> **Exercise**: Make an exact copy of all the records.

::::::

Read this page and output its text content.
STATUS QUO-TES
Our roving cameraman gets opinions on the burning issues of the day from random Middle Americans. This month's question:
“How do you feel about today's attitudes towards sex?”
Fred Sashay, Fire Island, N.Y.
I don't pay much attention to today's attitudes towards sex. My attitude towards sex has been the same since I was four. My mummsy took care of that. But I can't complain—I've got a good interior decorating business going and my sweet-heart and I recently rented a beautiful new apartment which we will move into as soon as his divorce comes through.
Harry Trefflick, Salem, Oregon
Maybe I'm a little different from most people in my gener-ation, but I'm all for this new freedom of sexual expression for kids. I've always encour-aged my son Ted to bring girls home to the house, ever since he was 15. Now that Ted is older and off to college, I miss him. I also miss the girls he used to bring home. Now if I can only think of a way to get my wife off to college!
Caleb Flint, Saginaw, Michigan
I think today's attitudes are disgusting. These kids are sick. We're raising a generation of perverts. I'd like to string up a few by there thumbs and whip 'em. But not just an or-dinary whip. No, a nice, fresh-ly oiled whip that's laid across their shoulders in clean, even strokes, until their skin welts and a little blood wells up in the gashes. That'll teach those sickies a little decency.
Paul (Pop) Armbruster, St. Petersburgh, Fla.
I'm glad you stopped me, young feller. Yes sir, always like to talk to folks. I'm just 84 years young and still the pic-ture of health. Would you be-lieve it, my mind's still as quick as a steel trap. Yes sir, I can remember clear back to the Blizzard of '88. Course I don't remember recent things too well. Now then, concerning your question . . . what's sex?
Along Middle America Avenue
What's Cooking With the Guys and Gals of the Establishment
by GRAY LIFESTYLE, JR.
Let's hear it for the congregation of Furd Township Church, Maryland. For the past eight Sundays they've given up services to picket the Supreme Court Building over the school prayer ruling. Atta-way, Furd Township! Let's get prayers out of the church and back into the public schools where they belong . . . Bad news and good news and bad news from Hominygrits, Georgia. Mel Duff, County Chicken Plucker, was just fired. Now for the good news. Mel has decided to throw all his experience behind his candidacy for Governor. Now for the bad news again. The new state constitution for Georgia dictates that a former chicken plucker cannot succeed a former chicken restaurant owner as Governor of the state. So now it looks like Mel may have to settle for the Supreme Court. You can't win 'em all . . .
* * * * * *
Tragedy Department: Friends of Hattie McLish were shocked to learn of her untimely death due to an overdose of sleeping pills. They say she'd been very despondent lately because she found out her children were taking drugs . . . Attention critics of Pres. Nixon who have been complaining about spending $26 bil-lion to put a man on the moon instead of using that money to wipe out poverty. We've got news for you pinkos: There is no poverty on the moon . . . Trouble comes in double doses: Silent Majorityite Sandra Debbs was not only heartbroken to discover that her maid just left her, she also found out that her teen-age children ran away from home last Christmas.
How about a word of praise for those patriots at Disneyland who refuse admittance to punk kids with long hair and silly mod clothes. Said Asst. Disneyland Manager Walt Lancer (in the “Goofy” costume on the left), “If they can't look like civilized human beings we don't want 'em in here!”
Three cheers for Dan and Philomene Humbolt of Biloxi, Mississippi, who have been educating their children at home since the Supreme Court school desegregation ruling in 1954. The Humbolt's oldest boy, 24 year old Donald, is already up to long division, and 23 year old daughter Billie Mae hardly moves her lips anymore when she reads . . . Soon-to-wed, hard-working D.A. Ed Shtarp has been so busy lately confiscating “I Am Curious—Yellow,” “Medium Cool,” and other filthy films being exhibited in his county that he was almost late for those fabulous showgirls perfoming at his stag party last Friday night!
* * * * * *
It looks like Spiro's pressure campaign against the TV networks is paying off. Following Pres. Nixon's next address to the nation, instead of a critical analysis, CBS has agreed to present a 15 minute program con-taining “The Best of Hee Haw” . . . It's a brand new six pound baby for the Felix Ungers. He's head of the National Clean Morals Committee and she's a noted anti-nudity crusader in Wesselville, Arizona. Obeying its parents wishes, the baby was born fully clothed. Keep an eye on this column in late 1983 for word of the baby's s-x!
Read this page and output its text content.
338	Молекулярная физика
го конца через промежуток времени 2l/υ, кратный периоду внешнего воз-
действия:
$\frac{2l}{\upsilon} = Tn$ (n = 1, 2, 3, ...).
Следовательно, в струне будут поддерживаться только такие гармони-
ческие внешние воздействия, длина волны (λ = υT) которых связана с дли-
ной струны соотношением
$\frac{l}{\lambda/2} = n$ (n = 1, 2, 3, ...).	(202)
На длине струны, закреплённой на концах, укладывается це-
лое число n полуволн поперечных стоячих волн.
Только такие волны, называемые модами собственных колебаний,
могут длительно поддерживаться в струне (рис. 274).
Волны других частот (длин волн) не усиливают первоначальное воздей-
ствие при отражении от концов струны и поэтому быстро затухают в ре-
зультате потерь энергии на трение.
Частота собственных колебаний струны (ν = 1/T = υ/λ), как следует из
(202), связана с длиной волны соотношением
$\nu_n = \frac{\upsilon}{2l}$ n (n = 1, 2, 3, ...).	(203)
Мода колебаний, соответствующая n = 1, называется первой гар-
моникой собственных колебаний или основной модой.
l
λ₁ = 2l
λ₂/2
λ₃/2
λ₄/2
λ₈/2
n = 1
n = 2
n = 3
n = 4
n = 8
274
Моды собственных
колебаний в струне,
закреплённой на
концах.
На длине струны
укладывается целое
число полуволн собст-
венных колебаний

::::::

> **The result**:
Read this page and output its text content.
STATUS QUO-TES
Our roving cameraman gets opinions on the burning issues of the day from random Middle Americans. This month's question:
“How do you feel about today's attitudes towards sex?”
Fred Sashay, Fire Island, N.Y.
I don't pay much attention to today's attitudes towards sex. My attitude towards sex has been the same since I was four. My mummsy took care of that. But I can't complain—I've got a good interior decorating business going and my sweet-heart and I recently rented a beautiful new apartment which we will move into as soon as his divorce comes through.
Harry Trefflick, Salem, Oregon
Maybe I'm a little different from most people in my gener-ation, but I'm all for this new freedom of sexual expression for kids. I've always encour-aged my son Ted to bring girls home to the house, ever since he was 15. Now that Ted is older and off to college, I miss him. I also miss the girls he used to bring home. Now if I can only think of a way to get my wife off to college!
Caleb Flint, Saginaw, Michigan
I think today's attitudes are disgusting. These kids are sick. We're raising a generation of perverts. I'd like to string up a few by there thumbs and whip 'em. But not just an or-dinary whip. No, a nice, fresh-ly oiled whip that's laid across their shoulders in clean, even strokes, until their skin welts and a little blood wells up in the gashes. That'll teach those sickies a little decency.
Paul (Pop) Armbruster, St. Petersburgh, Fla.
I'm glad you stopped me, young feller. Yes sir, always like to talk to folks. I'm just 84 years young and still the pic-ture of health. Would you be-lieve it, my mind's still as quick as a steel trap. Yes sir, I can remember clear back to the Blizzard of '88. Course I don't remember recent things too well. Now then, concerning your question . . . what's sex?
Along Middle America Avenue
What's Cooking With the Guys and Gals of the Establishment
by GRAY LIFESTYLE, JR.
Let's hear it for the congregation of Furd Township Church, Maryland. For the past eight Sundays they've given up services to picket the Supreme Court Building over the school prayer ruling. Atta-way, Furd Township! Let's get prayers out of the church and back into the public schools where they belong . . . Bad news and good news and bad news from Hominygrits, Georgia. Mel Duff, County Chicken Plucker, was just fired. Now for the good news. Mel has decided to throw all his experience behind his candidacy for Governor. Now for the bad news again. The new state constitution for Georgia dictates that a former chicken plucker cannot succeed a former chicken restaurant owner as Governor of the state. So now it looks like Mel may have to settle for the Supreme Court. You can't win 'em all . . .
* * * * * *
Tragedy Department: Friends of Hattie McLish were shocked to learn of her untimely death due to an overdose of sleeping pills. They say she'd been very despondent lately because she found out her children were taking drugs . . . Attention critics of Pres. Nixon who have been complaining about spending $26 bil-lion to put a man on the moon instead of using that money to wipe out poverty. We've got news for you pinkos: There is no poverty on the moon . . . Trouble comes in double doses: Silent Majorityite Sandra Debbs was not only heartbroken to discover that her maid just left her, she also found out that her teen-age children ran away from home last Christmas.
How about a word of praise for those patriots at Disneyland who refuse admittance to punk kids with long hair and silly mod clothes. Said Asst. Disneyland Manager Walt Lancer (in the “Goofy” costume on the left), “If they can't look like civilized human beings we don't want 'em in here!”
Three cheers for Dan and Philomene Humbolt of Biloxi, Mississippi, who have been educating their children at home since the Supreme Court school desegregation ruling in 1954. The Humbolt's oldest boy, 24 year old Donald, is already up to long division, and 23 year old daughter Billie Mae hardly moves her lips anymore when she reads . . . Soon-to-wed, hard-working D.A. Ed Shtarp has been so busy lately confiscating “I Am Curious—Yellow,” “Medium Cool,” and other filthy films being exhibited in his county that he was almost late for those fabulous showgirls perfoming at his stag party last Friday night!
* * * * * *
It looks like Spiro's pressure campaign against the TV networks is paying off. Following Pres. Nixon's next address to the nation, instead of a critical analysis, CBS has agreed to present a 15 minute program con-taining “The Best of Hee Haw” . . . It's a brand new six pound baby for the Felix Ungers. He's head of the National Clean Morals Committee and she's a noted anti-nudity crusader in Wesselville, Arizona. Obeying its parents wishes, the baby was born fully clothed. Keep an eye on this column in late 1983 for word of the baby's s-x!
Read this page and output its text content.
338	Молекулярная физика
го конца через промежуток времени 2l/υ, кратный периоду внешнего воз-
действия:
$\frac{2l}{\upsilon} = Tn$ (n = 1, 2, 3, ...).
Следовательно, в струне будут поддерживаться только такие гармони-
ческие внешние воздействия, длина волны (λ = υT) которых связана с дли-
ной струны соотношением
$\frac{l}{\lambda/2} = n$ (n = 1, 2, 3, ...).	(202)
На длине струны, закреплённой на концах, укладывается це-
лое число n полуволн поперечных стоячих волн.
Только такие волны, называемые модами собственных колебаний,
могут длительно поддерживаться в струне (рис. 274).
Волны других частот (длин волн) не усиливают первоначальное воздей-
ствие при отражении от концов струны и поэтому быстро затухают в ре-
зультате потерь энергии на трение.
Частота собственных колебаний струны (ν = 1/T = υ/λ), как следует из
(202), связана с длиной волны соотношением
$\nu_n = \frac{\upsilon}{2l}$ n (n = 1, 2, 3, ...).	(203)
Мода колебаний, соответствующая n = 1, называется первой гар-
моникой собственных колебаний или основной модой.
l
λ₁ = 2l
λ₂/2
λ₃/2
λ₄/2
λ₈/2
n = 1
n = 2
n = 3
n = 4
n = 8
274
Моды собственных
колебаний в струне,
закреплённой на
концах.
На длине струны
укладывается целое
число полуволн собст-
венных колебаний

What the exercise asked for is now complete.